> [Task to carry out] Take every line that has the string "ОТКРЫВАЕТСЯ" and copy it out.

> [Supplied records]
━━━━━━━━━━

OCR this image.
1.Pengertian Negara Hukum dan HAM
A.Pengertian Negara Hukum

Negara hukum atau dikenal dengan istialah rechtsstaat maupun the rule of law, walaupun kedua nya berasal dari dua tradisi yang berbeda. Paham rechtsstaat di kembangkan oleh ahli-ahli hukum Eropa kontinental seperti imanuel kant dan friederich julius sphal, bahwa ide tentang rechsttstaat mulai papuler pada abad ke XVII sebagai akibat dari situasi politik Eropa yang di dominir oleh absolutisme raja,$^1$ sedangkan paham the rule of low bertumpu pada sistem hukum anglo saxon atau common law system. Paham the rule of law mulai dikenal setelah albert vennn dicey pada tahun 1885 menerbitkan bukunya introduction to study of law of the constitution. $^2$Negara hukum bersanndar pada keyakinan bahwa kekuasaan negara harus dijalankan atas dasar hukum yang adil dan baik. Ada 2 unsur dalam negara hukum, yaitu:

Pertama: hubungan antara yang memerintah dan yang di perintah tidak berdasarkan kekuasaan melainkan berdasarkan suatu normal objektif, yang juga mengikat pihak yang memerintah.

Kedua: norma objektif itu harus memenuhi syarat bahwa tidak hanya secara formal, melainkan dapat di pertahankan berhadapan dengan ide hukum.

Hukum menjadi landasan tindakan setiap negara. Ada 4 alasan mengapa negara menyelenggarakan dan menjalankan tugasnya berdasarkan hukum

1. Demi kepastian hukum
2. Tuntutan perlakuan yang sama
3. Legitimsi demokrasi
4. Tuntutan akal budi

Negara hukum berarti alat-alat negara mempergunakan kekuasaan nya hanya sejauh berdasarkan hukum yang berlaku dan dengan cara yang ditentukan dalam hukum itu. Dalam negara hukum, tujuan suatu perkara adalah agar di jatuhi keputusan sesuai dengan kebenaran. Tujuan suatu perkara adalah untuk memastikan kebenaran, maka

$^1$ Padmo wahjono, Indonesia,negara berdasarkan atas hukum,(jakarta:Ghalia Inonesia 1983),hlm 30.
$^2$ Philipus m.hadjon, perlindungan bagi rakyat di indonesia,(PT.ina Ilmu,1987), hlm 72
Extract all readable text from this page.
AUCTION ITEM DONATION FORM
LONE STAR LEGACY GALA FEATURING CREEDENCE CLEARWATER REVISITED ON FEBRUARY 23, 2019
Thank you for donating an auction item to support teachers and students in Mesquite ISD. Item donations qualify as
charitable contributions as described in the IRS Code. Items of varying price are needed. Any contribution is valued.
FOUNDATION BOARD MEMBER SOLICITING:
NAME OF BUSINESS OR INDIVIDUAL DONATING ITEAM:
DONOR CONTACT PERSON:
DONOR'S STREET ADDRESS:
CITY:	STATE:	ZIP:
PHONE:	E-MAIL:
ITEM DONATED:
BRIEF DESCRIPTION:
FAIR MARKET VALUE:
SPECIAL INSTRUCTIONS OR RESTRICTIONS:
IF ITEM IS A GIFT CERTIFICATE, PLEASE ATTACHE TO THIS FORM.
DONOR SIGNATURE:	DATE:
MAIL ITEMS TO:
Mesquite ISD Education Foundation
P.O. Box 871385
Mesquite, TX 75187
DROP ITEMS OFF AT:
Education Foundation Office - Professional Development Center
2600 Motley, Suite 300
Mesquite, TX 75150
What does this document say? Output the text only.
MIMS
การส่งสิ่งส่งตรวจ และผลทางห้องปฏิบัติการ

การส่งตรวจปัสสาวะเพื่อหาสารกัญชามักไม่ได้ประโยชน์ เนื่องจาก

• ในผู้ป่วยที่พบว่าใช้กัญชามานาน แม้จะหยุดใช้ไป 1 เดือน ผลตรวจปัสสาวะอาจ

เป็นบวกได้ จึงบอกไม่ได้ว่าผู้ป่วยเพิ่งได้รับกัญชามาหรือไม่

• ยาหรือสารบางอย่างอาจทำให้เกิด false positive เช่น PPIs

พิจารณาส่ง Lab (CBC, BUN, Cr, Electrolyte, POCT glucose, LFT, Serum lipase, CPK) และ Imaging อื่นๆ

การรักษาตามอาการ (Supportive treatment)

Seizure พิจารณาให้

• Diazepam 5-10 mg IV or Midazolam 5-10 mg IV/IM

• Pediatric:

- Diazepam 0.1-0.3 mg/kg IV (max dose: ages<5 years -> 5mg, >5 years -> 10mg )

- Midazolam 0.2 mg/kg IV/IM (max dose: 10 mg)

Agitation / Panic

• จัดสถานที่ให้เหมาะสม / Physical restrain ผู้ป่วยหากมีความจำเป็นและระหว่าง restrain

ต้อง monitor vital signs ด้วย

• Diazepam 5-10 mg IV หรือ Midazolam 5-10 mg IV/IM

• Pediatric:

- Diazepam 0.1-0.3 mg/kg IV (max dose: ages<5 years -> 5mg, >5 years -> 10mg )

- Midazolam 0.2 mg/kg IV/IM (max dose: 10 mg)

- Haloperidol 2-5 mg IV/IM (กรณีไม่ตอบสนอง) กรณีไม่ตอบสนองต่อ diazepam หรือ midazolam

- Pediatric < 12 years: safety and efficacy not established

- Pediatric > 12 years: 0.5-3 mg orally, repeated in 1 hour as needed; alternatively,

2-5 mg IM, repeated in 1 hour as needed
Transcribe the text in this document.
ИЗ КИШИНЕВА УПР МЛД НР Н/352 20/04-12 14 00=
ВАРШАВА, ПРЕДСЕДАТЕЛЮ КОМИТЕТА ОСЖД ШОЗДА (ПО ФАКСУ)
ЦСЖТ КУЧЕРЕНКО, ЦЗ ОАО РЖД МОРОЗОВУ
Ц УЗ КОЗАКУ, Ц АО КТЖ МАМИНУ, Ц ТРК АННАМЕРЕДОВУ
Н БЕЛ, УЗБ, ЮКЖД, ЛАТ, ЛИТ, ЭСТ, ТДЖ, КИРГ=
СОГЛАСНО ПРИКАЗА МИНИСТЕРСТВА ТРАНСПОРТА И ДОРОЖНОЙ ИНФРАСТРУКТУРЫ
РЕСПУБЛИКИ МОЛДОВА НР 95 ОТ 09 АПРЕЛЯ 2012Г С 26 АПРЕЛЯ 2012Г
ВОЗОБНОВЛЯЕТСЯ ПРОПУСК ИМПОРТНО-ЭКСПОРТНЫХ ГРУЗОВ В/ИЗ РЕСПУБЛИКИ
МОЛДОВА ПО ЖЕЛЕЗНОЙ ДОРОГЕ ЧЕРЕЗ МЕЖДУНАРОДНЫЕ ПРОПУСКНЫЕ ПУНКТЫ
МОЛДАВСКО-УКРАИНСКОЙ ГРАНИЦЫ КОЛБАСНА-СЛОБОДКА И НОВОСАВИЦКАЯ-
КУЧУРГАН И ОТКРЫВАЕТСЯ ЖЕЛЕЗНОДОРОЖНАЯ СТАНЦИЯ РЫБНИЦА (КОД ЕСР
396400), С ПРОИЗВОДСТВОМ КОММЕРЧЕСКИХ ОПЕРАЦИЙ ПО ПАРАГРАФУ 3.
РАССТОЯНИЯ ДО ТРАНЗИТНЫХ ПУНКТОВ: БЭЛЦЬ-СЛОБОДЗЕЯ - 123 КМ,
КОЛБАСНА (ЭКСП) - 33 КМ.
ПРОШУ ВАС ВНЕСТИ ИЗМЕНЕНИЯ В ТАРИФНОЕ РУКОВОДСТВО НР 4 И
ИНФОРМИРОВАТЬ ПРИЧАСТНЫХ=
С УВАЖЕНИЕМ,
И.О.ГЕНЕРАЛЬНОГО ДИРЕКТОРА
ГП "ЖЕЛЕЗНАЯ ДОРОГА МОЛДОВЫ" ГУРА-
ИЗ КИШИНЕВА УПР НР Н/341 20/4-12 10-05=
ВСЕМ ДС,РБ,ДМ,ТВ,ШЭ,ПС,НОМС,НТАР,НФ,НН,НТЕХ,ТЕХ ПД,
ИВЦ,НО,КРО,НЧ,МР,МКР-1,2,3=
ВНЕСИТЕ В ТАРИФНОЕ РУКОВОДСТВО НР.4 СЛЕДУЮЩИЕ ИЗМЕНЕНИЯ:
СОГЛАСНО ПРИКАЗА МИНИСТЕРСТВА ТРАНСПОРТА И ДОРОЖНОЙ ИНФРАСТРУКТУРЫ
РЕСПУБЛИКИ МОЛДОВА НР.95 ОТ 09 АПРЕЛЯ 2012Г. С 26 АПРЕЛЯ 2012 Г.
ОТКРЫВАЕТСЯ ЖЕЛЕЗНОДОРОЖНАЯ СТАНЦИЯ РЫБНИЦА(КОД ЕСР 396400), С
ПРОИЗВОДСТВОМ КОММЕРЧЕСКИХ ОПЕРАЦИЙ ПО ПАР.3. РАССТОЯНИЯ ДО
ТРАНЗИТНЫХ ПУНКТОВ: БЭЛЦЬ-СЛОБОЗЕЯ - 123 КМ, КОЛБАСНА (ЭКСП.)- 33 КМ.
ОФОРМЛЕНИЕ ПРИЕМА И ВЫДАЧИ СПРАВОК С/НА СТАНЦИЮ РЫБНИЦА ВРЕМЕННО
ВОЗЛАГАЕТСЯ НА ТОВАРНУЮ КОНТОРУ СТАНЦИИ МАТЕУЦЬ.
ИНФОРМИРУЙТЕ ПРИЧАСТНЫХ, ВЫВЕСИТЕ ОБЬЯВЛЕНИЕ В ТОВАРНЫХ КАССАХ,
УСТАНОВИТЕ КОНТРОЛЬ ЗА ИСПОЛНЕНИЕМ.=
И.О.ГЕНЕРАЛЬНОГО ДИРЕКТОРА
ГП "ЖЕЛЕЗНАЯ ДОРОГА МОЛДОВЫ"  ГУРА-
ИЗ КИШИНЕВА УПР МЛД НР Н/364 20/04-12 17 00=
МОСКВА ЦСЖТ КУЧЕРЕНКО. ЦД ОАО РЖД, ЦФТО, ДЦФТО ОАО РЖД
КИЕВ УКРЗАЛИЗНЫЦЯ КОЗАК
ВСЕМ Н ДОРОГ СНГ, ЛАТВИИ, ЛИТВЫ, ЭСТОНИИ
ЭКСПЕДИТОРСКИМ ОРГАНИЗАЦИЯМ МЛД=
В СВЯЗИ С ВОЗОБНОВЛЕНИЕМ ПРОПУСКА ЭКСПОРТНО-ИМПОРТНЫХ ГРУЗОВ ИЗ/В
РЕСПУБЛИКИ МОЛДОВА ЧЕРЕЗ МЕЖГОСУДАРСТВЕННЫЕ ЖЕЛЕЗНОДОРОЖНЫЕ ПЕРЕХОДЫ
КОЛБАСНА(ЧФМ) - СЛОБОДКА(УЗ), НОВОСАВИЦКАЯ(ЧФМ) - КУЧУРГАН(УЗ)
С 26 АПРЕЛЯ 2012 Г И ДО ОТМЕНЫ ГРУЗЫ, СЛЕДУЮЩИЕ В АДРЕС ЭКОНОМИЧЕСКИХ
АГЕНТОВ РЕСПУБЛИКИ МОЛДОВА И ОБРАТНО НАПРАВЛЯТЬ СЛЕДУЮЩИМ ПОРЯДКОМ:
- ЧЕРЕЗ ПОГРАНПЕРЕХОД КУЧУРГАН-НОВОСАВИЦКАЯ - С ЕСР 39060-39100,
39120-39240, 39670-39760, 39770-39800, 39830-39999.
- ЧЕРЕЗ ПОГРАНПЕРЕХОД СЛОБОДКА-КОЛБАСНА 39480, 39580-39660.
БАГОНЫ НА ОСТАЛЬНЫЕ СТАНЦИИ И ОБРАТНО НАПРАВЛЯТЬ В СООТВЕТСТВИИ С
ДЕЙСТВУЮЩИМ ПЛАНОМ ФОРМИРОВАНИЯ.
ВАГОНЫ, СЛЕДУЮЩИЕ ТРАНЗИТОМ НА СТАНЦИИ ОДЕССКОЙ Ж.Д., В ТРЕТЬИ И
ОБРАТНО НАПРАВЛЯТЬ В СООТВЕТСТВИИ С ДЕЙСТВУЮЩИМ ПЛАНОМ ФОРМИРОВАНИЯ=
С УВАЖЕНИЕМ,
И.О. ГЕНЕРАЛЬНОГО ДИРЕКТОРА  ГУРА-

━━━━━━━━━━

> [Response below]
КУЧУРГАН И ОТКРЫВАЕТСЯ ЖЕЛЕЗНОДОРОЖНАЯ СТАНЦИЯ РЫБНИЦА (КОД ЕСР
ОТКРЫВАЕТСЯ ЖЕЛЕЗНОДОРОЖНАЯ СТАНЦИЯ РЫБНИЦА(КОД ЕСР 396400), С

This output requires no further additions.